Data listing:

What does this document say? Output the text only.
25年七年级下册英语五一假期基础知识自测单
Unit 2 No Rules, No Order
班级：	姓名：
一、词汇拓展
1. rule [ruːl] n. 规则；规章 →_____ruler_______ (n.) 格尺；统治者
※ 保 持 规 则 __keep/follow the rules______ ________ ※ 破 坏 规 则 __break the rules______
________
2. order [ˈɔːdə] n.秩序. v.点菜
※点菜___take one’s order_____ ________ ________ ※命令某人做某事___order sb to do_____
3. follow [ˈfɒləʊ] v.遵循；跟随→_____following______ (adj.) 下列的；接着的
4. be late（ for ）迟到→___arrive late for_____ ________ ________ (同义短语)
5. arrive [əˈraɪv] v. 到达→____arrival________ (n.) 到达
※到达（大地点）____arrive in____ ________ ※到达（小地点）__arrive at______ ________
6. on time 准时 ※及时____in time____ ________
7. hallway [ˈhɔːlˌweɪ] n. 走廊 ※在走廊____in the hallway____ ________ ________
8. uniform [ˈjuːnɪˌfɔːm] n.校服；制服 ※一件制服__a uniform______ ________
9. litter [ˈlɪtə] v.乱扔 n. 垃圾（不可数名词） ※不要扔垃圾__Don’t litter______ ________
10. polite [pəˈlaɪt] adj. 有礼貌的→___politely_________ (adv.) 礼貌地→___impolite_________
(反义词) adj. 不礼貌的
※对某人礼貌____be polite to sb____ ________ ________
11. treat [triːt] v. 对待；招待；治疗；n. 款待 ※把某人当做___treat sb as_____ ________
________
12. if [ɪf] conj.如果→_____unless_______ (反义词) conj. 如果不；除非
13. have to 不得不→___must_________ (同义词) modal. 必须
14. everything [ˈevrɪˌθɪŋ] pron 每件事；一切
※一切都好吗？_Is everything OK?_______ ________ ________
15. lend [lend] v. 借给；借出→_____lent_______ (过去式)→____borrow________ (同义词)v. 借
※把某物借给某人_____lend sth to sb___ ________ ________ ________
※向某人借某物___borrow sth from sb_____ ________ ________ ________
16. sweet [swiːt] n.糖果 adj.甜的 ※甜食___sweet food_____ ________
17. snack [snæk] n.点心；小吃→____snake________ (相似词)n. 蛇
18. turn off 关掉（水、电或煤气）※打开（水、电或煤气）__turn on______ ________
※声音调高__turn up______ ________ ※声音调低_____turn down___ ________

Task brief: Repeat the data in its entirety, character for character.

Final result:
What does this document say? Output the text only.
25年七年级下册英语五一假期基础知识自测单
Unit 2 No Rules, No Order
班级：	姓名：
一、词汇拓展
1. rule [ruːl] n. 规则；规章 →_____ruler_______ (n.) 格尺；统治者
※ 保 持 规 则 __keep/follow the rules______ ________ ※ 破 坏 规 则 __break the rules______
________
2. order [ˈɔːdə] n.秩序. v.点菜
※点菜___take one’s order_____ ________ ________ ※命令某人做某事___order sb to do_____
3. follow [ˈfɒləʊ] v.遵循；跟随→_____following______ (adj.) 下列的；接着的
4. be late（ for ）迟到→___arrive late for_____ ________ ________ (同义短语)
5. arrive [əˈraɪv] v. 到达→____arrival________ (n.) 到达
※到达（大地点）____arrive in____ ________ ※到达（小地点）__arrive at______ ________
6. on time 准时 ※及时____in time____ ________
7. hallway [ˈhɔːlˌweɪ] n. 走廊 ※在走廊____in the hallway____ ________ ________
8. uniform [ˈjuːnɪˌfɔːm] n.校服；制服 ※一件制服__a uniform______ ________
9. litter [ˈlɪtə] v.乱扔 n. 垃圾（不可数名词） ※不要扔垃圾__Don’t litter______ ________
10. polite [pəˈlaɪt] adj. 有礼貌的→___politely_________ (adv.) 礼貌地→___impolite_________
(反义词) adj. 不礼貌的
※对某人礼貌____be polite to sb____ ________ ________
11. treat [triːt] v. 对待；招待；治疗；n. 款待 ※把某人当做___treat sb as_____ ________
________
12. if [ɪf] conj.如果→_____unless_______ (反义词) conj. 如果不；除非
13. have to 不得不→___must_________ (同义词) modal. 必须
14. everything [ˈevrɪˌθɪŋ] pron 每件事；一切
※一切都好吗？_Is everything OK?_______ ________ ________
15. lend [lend] v. 借给；借出→_____lent_______ (过去式)→____borrow________ (同义词)v. 借
※把某物借给某人_____lend sth to sb___ ________ ________ ________
※向某人借某物___borrow sth from sb_____ ________ ________ ________
16. sweet [swiːt] n.糖果 adj.甜的 ※甜食___sweet food_____ ________
17. snack [snæk] n.点心；小吃→____snake________ (相似词)n. 蛇
18. turn off 关掉（水、电或煤气）※打开（水、电或煤气）__turn on______ ________
※声音调高__turn up______ ________ ※声音调低_____turn down___ ________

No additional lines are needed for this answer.